Exercise — Print the entries below word for word; the pictures stay out of your copy.

Records supplied —
::::
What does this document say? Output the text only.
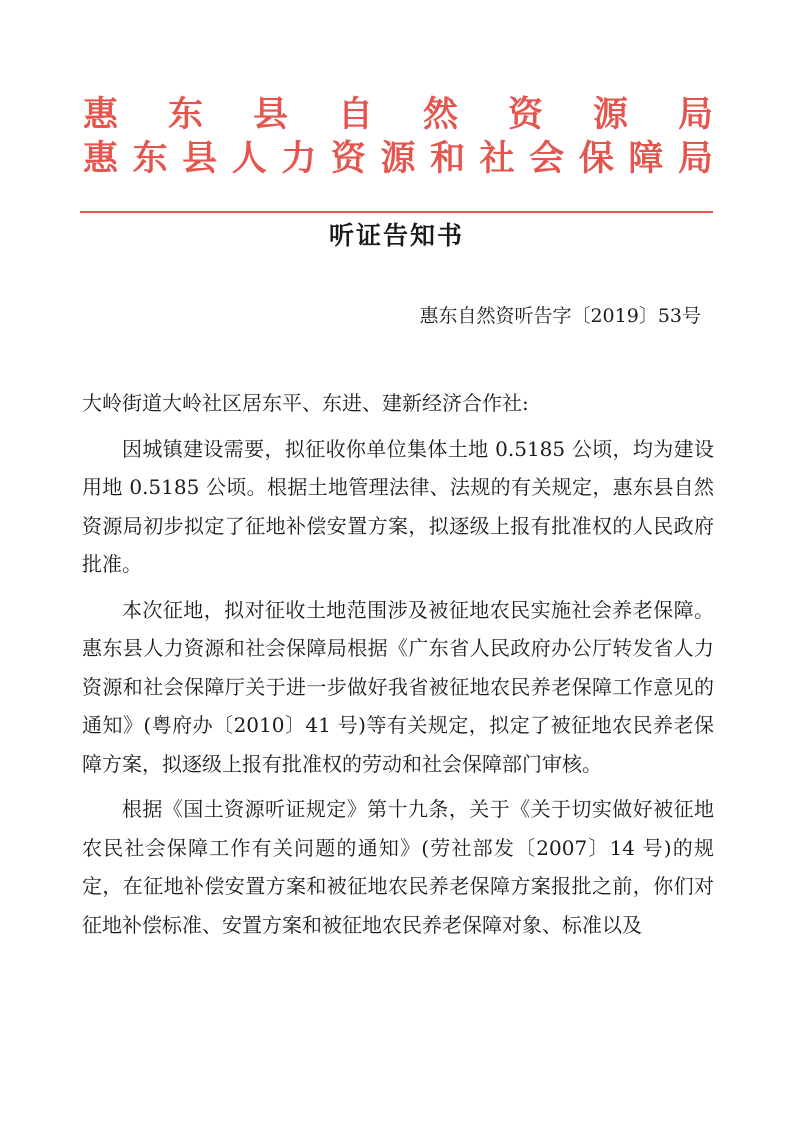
惠　东　县　自　然　资　源　局
惠东县人力资源和社会保障局
听证告知书
惠东自然资听告字〔2019〕53号

大岭街道大岭社区居东平、东进、建新经济合作社:

因城镇建设需要，拟征收你单位集体土地 0.5185 公顷，均为建设用地 0.5185 公顷。根据土地管理法律、法规的有关规定，惠东县自然资源局初步拟定了征地补偿安置方案，拟逐级上报有批准权的人民政府批准。

本次征地，拟对征收土地范围涉及被征地农民实施社会养老保障。惠东县人力资源和社会保障局根据《广东省人民政府办公厅转发省人力资源和社会保障厅关于进一步做好我省被征地农民养老保障工作意见的通知》(粤府办〔2010〕41 号)等有关规定，拟定了被征地农民养老保障方案，拟逐级上报有批准权的劳动和社会保障部门审核。

根据《国土资源听证规定》第十九条，关于《关于切实做好被征地农民社会保障工作有关问题的通知》(劳社部发〔2007〕14 号)的规定，在征地补偿安置方案和被征地农民养老保障方案报批之前，你们对征地补偿标准、安置方案和被征地农民养老保障对象、标准以及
::::
Correct output —
What does this document say? Output the text only.
惠　东　县　自　然　资　源　局
惠东县人力资源和社会保障局
听证告知书
惠东自然资听告字〔2019〕53号

大岭街道大岭社区居东平、东进、建新经济合作社:

因城镇建设需要，拟征收你单位集体土地 0.5185 公顷，均为建设用地 0.5185 公顷。根据土地管理法律、法规的有关规定，惠东县自然资源局初步拟定了征地补偿安置方案，拟逐级上报有批准权的人民政府批准。

本次征地，拟对征收土地范围涉及被征地农民实施社会养老保障。惠东县人力资源和社会保障局根据《广东省人民政府办公厅转发省人力资源和社会保障厅关于进一步做好我省被征地农民养老保障工作意见的通知》(粤府办〔2010〕41 号)等有关规定，拟定了被征地农民养老保障方案，拟逐级上报有批准权的劳动和社会保障部门审核。

根据《国土资源听证规定》第十九条，关于《关于切实做好被征地农民社会保障工作有关问题的通知》(劳社部发〔2007〕14 号)的规定，在征地补偿安置方案和被征地农民养老保障方案报批之前，你们对征地补偿标准、安置方案和被征地农民养老保障对象、标准以及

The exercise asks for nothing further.